SUPPLIED ENTRIES:
--------
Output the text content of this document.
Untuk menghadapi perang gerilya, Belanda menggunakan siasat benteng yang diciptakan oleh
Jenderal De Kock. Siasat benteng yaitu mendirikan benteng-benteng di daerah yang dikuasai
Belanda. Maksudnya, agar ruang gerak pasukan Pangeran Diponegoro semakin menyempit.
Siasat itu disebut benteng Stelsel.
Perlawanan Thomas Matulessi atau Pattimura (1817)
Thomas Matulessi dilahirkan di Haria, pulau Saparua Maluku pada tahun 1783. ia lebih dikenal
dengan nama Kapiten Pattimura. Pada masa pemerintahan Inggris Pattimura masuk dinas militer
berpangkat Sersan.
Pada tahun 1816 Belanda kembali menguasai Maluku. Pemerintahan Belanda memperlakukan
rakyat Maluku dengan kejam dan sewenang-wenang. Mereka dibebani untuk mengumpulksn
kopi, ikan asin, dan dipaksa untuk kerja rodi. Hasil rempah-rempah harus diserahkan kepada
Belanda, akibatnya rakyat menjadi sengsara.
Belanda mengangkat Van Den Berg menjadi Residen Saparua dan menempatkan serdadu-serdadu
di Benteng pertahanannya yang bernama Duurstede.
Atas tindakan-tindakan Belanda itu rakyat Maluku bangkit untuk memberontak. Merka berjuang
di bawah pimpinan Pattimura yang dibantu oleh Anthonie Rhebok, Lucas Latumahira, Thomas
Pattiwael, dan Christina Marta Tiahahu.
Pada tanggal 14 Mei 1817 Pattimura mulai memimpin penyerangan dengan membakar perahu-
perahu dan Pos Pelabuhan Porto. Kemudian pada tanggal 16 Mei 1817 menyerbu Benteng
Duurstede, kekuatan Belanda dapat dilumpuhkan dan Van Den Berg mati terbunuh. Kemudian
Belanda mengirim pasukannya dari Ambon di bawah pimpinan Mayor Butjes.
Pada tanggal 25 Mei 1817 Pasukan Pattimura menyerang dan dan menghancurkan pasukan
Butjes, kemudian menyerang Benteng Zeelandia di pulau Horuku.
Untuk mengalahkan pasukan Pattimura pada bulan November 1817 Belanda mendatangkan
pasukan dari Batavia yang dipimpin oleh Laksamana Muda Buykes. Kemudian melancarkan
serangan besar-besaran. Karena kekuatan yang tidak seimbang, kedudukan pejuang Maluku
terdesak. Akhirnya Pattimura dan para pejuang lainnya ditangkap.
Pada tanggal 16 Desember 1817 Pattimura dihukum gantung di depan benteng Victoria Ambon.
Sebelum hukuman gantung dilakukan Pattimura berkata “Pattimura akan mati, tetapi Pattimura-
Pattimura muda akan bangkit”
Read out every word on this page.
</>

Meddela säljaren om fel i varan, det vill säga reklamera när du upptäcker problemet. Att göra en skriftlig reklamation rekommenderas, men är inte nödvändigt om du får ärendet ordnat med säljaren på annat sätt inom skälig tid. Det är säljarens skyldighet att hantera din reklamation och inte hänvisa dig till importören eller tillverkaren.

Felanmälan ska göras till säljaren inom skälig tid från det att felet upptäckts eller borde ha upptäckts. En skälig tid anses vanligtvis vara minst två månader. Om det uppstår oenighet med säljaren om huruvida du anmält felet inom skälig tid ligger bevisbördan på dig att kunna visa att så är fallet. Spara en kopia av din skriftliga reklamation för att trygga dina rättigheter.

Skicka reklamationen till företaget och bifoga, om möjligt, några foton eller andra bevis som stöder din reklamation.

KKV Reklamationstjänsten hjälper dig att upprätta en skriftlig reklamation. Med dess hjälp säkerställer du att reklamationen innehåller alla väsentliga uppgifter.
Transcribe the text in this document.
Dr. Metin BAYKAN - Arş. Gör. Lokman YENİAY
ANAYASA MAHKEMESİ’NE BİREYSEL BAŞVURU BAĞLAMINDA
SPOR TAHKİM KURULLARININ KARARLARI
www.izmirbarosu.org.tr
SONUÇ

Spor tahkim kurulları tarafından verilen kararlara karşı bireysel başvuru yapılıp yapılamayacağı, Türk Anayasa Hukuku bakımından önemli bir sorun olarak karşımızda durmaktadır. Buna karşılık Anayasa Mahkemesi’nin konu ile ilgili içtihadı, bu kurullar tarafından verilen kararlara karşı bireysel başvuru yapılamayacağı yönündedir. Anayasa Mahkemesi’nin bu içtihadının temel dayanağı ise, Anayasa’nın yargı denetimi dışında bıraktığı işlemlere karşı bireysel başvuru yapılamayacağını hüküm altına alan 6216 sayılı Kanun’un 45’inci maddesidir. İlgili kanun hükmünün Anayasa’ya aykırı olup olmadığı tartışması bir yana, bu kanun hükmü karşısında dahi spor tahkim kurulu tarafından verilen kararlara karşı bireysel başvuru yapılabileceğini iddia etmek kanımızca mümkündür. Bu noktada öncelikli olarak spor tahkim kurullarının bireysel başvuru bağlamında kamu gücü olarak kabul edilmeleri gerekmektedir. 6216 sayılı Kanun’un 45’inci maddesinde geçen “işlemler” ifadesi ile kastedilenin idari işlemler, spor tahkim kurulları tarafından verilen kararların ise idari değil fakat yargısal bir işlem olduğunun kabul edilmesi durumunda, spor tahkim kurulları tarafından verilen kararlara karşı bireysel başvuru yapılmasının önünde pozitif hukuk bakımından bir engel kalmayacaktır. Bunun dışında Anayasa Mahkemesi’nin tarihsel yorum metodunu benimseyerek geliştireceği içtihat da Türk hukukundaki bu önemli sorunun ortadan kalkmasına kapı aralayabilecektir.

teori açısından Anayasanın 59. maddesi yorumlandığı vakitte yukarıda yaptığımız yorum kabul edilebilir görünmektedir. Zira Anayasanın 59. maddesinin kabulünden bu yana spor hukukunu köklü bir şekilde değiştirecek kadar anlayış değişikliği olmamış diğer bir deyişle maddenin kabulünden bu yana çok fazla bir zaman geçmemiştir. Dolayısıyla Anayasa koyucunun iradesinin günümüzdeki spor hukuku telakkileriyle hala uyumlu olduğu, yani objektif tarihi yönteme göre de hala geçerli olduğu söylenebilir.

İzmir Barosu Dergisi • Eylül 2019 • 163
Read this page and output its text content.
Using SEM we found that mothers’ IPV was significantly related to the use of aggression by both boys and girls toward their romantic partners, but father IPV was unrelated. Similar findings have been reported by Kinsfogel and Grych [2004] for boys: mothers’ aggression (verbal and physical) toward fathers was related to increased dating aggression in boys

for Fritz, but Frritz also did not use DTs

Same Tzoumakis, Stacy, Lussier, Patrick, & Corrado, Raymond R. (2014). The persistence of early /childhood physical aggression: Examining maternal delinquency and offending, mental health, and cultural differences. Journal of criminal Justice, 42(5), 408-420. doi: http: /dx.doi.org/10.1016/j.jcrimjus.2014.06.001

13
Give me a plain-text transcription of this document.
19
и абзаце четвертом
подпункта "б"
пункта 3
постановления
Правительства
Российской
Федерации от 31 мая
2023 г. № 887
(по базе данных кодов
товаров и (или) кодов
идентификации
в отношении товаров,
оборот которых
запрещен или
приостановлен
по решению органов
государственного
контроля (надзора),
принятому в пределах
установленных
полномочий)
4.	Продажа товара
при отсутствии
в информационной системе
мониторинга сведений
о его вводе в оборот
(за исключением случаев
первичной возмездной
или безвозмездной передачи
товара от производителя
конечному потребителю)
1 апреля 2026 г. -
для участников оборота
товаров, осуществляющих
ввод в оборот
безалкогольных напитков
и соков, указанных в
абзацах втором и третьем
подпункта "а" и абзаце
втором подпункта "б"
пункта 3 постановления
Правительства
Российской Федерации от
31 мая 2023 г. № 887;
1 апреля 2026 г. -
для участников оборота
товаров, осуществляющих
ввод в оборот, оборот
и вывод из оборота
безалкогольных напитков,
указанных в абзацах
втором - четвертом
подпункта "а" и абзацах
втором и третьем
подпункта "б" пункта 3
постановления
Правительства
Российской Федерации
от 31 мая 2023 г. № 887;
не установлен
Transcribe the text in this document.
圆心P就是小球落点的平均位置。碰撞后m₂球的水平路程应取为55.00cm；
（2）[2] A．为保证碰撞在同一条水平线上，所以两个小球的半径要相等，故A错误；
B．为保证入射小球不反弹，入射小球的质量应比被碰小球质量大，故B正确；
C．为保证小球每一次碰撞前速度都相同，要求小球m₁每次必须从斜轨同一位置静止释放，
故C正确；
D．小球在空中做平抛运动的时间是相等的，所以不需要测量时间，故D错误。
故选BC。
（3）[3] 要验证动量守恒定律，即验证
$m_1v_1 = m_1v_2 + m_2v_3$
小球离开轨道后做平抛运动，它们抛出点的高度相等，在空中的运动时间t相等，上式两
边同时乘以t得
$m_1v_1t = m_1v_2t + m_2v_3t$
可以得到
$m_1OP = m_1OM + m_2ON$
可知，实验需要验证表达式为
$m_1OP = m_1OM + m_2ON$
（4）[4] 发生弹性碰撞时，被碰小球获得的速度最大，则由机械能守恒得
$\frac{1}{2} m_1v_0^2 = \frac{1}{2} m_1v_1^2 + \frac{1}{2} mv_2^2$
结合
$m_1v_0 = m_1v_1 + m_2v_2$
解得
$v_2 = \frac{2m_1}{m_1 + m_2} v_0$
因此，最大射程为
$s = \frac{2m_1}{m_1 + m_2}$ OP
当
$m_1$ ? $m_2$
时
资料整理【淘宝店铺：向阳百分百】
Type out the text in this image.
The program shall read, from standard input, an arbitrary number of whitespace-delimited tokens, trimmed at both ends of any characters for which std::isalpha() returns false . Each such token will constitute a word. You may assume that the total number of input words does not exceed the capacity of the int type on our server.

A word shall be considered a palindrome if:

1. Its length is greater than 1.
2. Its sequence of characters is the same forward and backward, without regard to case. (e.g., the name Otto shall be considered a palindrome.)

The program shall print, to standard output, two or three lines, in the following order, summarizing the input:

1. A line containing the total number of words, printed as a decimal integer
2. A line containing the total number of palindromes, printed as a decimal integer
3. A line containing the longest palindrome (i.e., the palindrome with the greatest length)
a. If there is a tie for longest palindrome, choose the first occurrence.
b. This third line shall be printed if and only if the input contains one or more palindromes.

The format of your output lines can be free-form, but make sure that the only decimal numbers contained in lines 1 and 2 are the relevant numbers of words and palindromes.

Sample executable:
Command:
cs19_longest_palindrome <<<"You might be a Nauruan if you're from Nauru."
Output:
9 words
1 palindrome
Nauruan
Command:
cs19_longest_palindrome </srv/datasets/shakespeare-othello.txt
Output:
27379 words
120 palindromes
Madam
--------
SHORT PROBLEM:
Pick out the lines above that hold the string "напитков" and show them.

FINISHED ANSWER:
безалкогольных напитков
безалкогольных напитков,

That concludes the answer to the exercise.